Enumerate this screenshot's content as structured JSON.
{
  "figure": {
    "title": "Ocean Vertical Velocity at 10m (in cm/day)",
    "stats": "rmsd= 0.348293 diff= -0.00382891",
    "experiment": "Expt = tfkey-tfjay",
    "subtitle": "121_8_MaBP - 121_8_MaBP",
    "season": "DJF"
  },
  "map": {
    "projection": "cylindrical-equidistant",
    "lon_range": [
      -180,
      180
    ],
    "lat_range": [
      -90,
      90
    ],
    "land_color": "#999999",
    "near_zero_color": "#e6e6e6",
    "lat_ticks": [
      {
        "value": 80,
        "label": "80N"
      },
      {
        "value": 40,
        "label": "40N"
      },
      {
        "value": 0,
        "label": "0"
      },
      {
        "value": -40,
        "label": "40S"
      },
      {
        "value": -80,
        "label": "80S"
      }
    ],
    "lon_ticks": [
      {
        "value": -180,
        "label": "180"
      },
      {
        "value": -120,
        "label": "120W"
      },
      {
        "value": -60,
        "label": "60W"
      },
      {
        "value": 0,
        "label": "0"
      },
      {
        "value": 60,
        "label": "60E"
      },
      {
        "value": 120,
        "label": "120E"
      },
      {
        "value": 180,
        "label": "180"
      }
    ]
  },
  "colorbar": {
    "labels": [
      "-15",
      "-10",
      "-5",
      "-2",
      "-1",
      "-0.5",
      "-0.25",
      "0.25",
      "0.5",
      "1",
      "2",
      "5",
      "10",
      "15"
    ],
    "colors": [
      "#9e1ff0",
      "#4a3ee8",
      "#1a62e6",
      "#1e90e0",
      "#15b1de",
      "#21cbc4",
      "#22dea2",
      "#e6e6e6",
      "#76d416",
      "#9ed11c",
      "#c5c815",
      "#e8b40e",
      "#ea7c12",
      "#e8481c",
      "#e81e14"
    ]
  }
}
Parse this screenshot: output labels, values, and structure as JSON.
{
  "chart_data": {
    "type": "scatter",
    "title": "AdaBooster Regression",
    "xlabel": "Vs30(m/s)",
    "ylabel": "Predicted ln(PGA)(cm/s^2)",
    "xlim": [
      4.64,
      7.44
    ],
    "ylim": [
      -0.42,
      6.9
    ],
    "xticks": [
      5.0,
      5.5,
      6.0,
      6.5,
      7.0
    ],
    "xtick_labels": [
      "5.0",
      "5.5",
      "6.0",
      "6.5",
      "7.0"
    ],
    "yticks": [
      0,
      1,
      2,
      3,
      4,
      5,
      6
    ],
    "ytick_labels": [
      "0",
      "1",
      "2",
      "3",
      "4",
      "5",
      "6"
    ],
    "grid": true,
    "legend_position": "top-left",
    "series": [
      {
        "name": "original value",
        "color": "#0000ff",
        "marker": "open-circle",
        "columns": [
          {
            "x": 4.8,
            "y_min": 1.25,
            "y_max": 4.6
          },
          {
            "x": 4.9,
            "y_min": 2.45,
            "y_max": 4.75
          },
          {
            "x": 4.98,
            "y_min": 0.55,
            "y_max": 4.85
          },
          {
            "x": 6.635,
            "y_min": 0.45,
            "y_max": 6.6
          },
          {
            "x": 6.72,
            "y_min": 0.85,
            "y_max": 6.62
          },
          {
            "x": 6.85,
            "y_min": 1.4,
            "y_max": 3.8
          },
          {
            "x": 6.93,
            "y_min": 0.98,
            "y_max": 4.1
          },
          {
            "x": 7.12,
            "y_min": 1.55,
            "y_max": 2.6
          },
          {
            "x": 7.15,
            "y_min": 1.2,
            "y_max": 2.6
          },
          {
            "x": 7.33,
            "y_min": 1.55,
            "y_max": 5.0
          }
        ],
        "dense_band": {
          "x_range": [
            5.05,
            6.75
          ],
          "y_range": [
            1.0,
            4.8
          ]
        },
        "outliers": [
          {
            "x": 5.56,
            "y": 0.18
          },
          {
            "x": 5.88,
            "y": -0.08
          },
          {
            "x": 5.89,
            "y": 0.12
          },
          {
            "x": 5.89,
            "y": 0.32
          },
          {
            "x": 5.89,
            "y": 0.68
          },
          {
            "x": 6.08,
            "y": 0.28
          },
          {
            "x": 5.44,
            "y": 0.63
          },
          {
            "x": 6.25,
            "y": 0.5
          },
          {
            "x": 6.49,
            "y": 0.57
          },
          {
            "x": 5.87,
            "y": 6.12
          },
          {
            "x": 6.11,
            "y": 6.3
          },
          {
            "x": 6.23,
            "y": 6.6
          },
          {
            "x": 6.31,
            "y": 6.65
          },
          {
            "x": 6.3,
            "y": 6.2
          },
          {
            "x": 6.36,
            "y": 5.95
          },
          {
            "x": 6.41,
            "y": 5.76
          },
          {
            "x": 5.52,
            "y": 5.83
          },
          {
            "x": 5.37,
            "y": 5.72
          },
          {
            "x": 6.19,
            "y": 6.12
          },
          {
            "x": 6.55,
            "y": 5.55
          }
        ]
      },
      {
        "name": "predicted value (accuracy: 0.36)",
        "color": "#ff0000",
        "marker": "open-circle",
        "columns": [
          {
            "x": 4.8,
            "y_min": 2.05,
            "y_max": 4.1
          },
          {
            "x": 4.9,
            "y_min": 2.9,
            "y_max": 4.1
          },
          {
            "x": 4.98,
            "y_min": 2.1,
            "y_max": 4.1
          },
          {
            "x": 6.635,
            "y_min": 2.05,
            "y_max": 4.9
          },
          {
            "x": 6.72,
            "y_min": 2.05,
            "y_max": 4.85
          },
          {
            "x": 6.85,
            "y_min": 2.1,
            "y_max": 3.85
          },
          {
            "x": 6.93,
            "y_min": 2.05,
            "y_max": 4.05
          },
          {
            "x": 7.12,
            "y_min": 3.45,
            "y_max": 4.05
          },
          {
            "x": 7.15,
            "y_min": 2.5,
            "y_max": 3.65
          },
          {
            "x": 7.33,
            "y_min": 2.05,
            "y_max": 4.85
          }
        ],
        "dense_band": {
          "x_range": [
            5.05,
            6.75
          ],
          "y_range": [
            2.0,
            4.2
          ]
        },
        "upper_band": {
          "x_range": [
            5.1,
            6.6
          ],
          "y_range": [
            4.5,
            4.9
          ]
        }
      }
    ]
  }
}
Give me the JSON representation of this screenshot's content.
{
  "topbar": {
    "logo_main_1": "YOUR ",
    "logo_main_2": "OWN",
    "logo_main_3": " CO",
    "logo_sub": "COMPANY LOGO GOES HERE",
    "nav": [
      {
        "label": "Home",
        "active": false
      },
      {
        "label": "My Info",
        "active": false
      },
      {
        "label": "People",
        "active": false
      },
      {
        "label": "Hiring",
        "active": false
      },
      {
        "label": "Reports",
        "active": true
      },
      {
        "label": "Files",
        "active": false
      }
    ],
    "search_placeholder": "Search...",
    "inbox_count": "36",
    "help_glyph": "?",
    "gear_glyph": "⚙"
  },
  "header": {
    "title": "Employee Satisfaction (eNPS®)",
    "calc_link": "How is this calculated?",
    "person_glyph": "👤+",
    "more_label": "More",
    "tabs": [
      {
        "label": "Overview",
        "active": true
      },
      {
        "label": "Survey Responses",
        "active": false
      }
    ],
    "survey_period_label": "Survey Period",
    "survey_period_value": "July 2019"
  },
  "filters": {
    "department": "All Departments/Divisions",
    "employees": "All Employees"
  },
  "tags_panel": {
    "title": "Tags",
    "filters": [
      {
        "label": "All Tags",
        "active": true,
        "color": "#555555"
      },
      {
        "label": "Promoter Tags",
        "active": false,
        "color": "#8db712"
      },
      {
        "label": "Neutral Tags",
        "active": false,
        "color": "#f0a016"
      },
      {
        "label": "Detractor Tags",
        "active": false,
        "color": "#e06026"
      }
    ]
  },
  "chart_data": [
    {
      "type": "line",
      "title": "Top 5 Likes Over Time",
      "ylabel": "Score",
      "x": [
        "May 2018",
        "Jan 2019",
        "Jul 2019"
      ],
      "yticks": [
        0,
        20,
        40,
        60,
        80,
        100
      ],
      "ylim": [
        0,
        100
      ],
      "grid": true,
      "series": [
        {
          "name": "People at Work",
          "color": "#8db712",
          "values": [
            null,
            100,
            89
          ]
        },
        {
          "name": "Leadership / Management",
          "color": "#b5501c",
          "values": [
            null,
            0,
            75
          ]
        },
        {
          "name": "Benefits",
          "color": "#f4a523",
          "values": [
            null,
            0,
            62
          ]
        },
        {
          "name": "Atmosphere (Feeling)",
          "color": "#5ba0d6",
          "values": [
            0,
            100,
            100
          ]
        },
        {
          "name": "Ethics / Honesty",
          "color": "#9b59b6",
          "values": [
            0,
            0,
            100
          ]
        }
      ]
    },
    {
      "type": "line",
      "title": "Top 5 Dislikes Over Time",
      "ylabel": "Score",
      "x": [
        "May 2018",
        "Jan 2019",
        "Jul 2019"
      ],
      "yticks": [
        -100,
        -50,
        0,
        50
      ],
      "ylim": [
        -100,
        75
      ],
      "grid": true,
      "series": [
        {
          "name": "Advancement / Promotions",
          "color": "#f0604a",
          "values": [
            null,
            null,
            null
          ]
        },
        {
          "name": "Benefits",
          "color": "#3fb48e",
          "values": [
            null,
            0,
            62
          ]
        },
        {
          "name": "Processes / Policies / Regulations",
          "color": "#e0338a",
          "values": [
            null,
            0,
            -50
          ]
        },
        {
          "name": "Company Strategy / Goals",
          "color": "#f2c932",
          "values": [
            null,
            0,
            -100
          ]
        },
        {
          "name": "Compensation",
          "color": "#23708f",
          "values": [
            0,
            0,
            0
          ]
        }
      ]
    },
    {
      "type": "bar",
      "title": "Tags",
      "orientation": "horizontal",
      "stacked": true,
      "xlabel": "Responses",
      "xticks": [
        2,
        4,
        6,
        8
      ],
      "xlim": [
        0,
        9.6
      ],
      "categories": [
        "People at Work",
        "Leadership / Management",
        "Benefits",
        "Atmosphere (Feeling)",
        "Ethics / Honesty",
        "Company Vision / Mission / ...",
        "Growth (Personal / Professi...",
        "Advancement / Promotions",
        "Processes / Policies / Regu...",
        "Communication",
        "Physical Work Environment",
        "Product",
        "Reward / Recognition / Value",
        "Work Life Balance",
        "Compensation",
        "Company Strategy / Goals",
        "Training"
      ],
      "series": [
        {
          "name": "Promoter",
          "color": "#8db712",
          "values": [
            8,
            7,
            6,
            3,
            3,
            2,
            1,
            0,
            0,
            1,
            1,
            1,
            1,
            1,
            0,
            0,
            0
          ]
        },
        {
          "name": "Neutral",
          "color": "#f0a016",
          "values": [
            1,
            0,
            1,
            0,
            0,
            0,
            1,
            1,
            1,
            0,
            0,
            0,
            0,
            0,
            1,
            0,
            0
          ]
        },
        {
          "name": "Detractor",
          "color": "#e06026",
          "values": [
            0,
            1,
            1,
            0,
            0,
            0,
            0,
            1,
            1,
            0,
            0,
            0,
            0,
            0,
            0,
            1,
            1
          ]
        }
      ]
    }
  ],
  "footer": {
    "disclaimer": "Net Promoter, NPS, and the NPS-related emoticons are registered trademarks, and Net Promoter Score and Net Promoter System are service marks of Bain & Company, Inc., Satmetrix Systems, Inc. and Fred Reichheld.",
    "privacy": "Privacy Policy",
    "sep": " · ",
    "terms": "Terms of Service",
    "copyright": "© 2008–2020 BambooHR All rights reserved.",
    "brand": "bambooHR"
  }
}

→ Task statement:
Find the lines above holding the word "Time" and show them.

→ Answer:
      "title": "Top 5 Likes Over Time",
      "title": "Top 5 Dislikes Over Time",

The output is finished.